## Task to complete
Return the entries below verbatim. Pictures stay out.

[Items listed in a dataset]

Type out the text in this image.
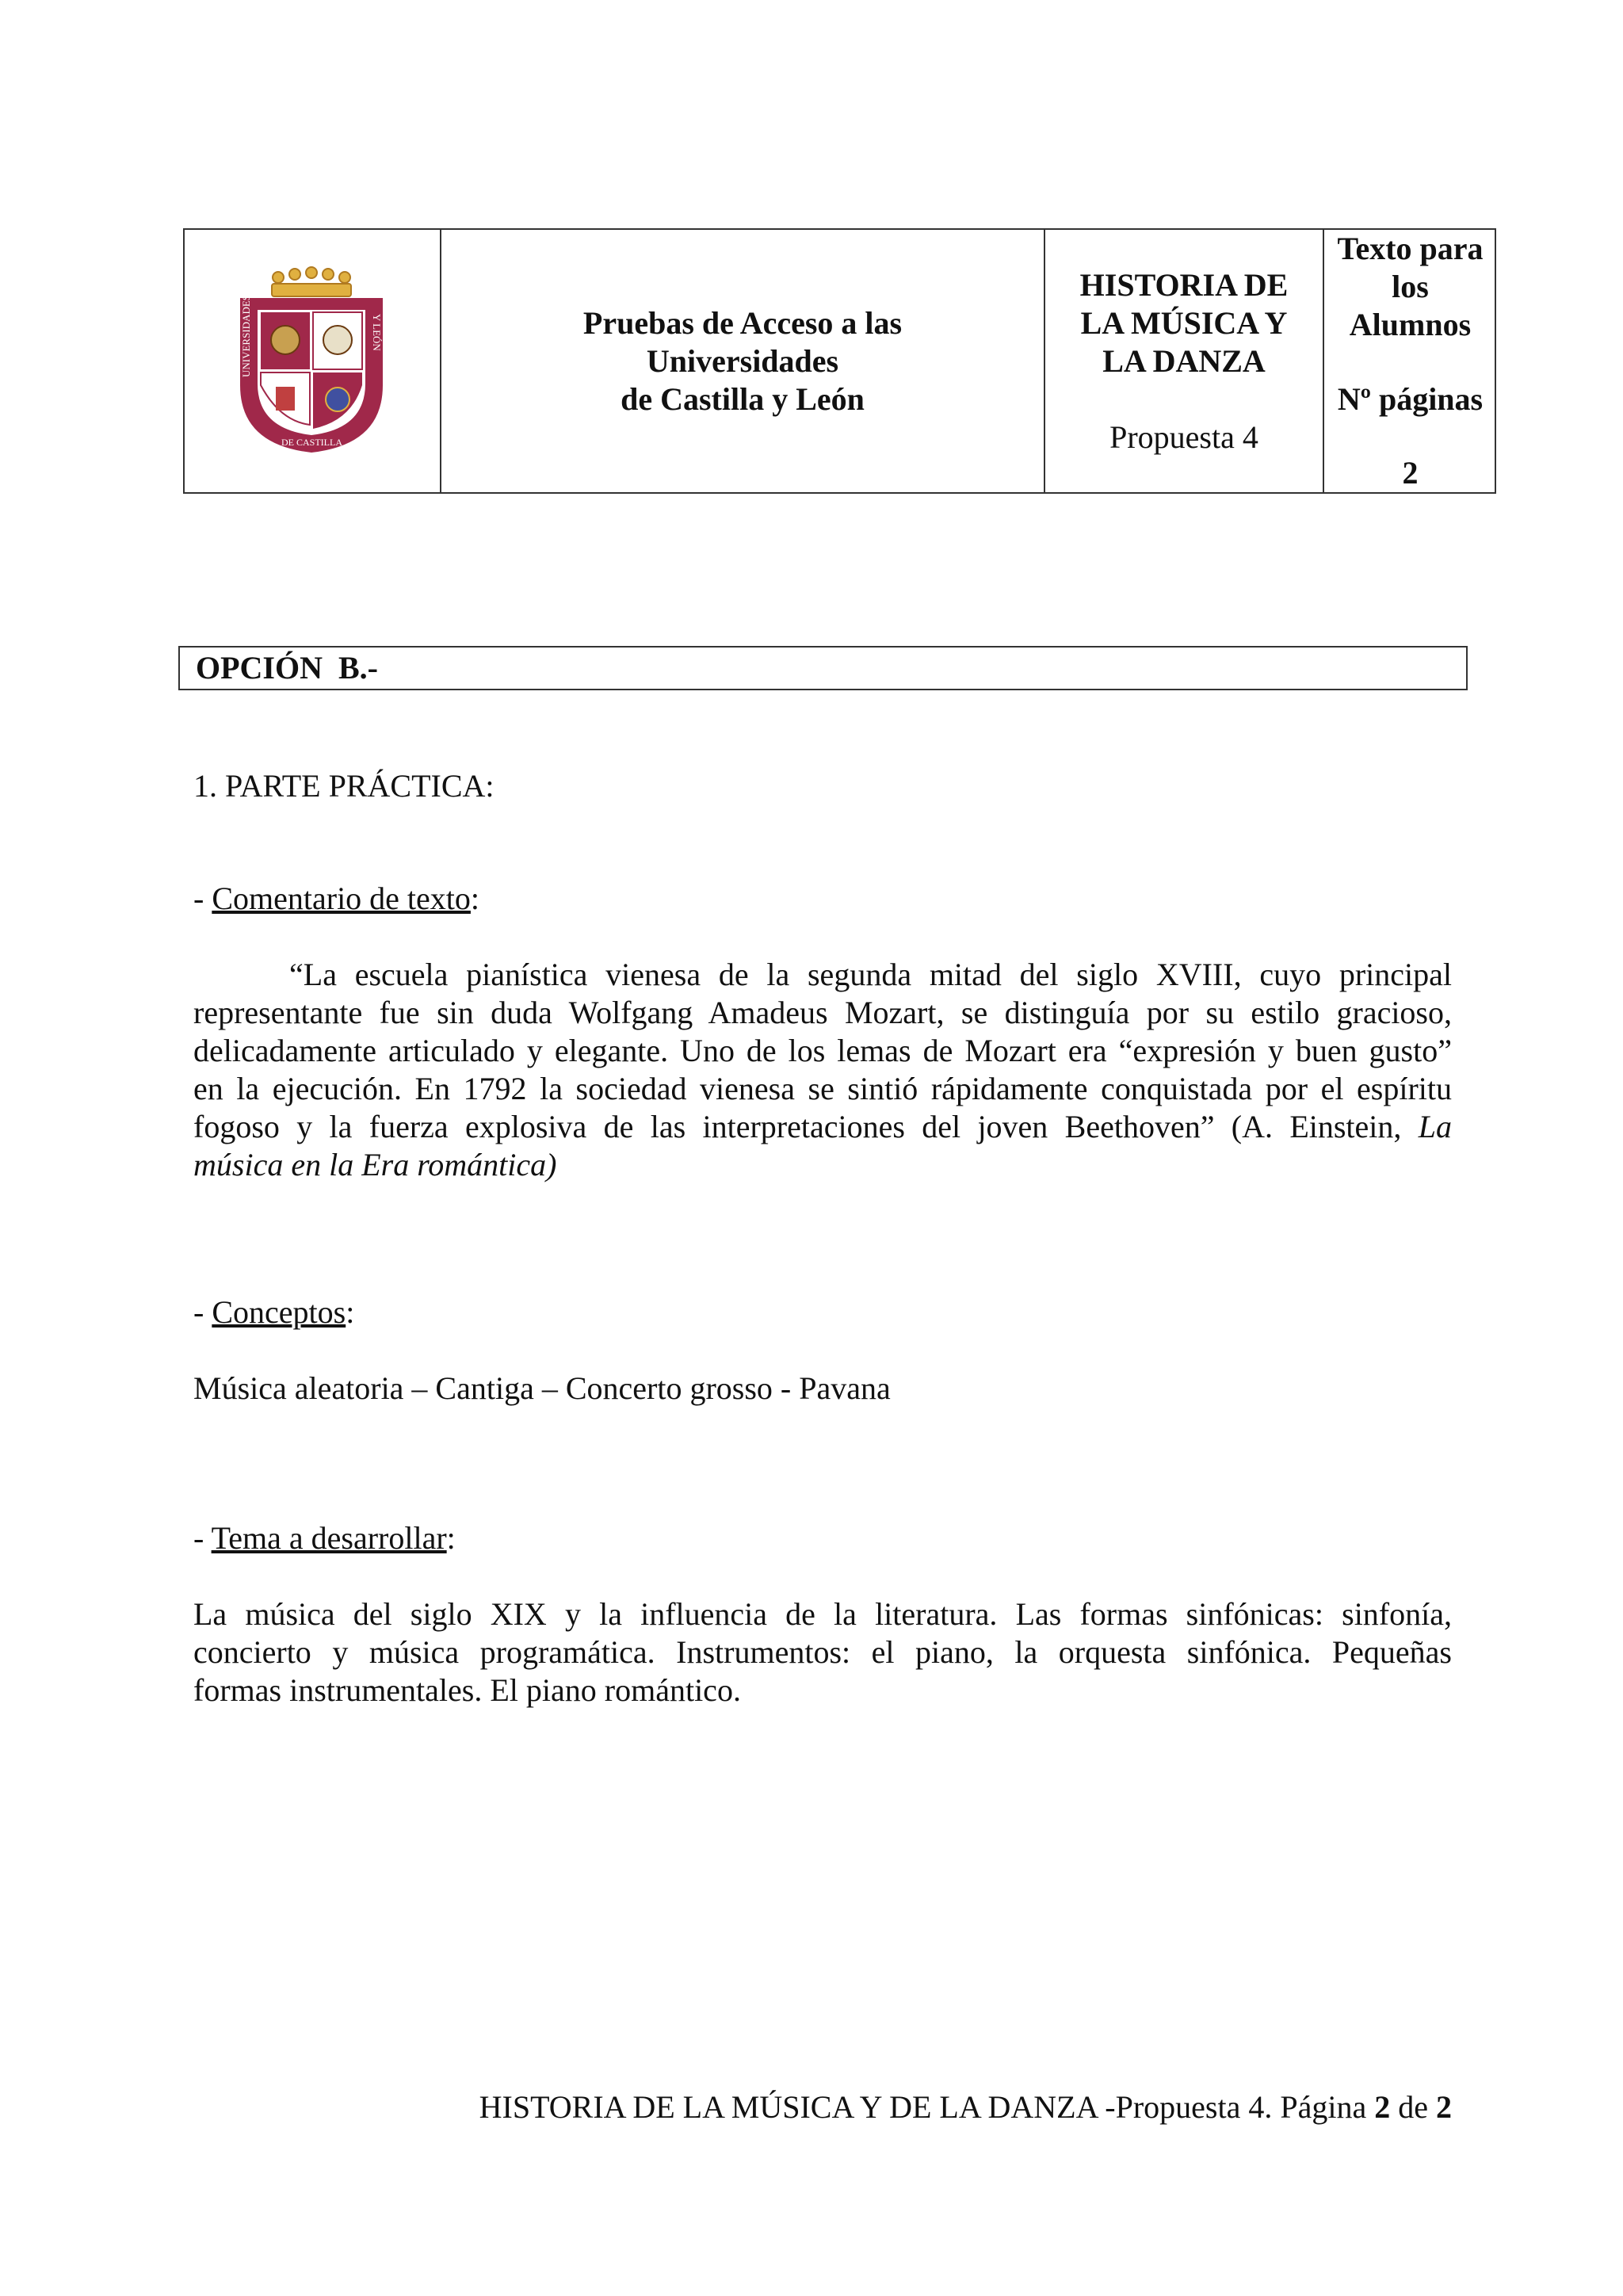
UNIVERSIDADES	Y LEÓN
DE CASTILLA
Pruebas de Acceso a las
Universidades
de Castilla y León
HISTORIA DE
LA MÚSICA Y
LA DANZA
Propuesta 4
Texto para
los
Alumnos
Nº páginas
2
OPCIÓN  B.-
1. PARTE PRÁCTICA:
- Comentario de texto:
“La escuela pianística vienesa de la segunda mitad del siglo XVIII, cuyo principal
representante fue sin duda Wolfgang Amadeus Mozart, se distinguía por su estilo gracioso,
delicadamente articulado y elegante. Uno de los lemas de Mozart era “expresión y buen gusto”
en la ejecución. En 1792 la sociedad vienesa se sintió rápidamente conquistada por el espíritu
fogoso y la fuerza explosiva de las interpretaciones del joven Beethoven” (A. Einstein, La
música en la Era romántica)
- Conceptos:
Música aleatoria – Cantiga – Concerto grosso - Pavana
- Tema a desarrollar:
La música del siglo XIX y la influencia de la literatura. Las formas sinfónicas: sinfonía,
concierto y música programática. Instrumentos: el piano, la orquesta sinfónica. Pequeñas
formas instrumentales. El piano romántico.
HISTORIA DE LA MÚSICA Y DE LA DANZA -Propuesta 4. Página 2 de 2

## Answer to the problem
Type out the text in this image.
UNIVERSIDADES	Y LEÓN
DE CASTILLA
Pruebas de Acceso a las
Universidades
de Castilla y León
HISTORIA DE
LA MÚSICA Y
LA DANZA
Propuesta 4
Texto para
los
Alumnos
Nº páginas
2
OPCIÓN  B.-
1. PARTE PRÁCTICA:
- Comentario de texto:
“La escuela pianística vienesa de la segunda mitad del siglo XVIII, cuyo principal
representante fue sin duda Wolfgang Amadeus Mozart, se distinguía por su estilo gracioso,
delicadamente articulado y elegante. Uno de los lemas de Mozart era “expresión y buen gusto”
en la ejecución. En 1792 la sociedad vienesa se sintió rápidamente conquistada por el espíritu
fogoso y la fuerza explosiva de las interpretaciones del joven Beethoven” (A. Einstein, La
música en la Era romántica)
- Conceptos:
Música aleatoria – Cantiga – Concerto grosso - Pavana
- Tema a desarrollar:
La música del siglo XIX y la influencia de la literatura. Las formas sinfónicas: sinfonía,
concierto y música programática. Instrumentos: el piano, la orquesta sinfónica. Pequeñas
formas instrumentales. El piano romántico.
HISTORIA DE LA MÚSICA Y DE LA DANZA -Propuesta 4. Página 2 de 2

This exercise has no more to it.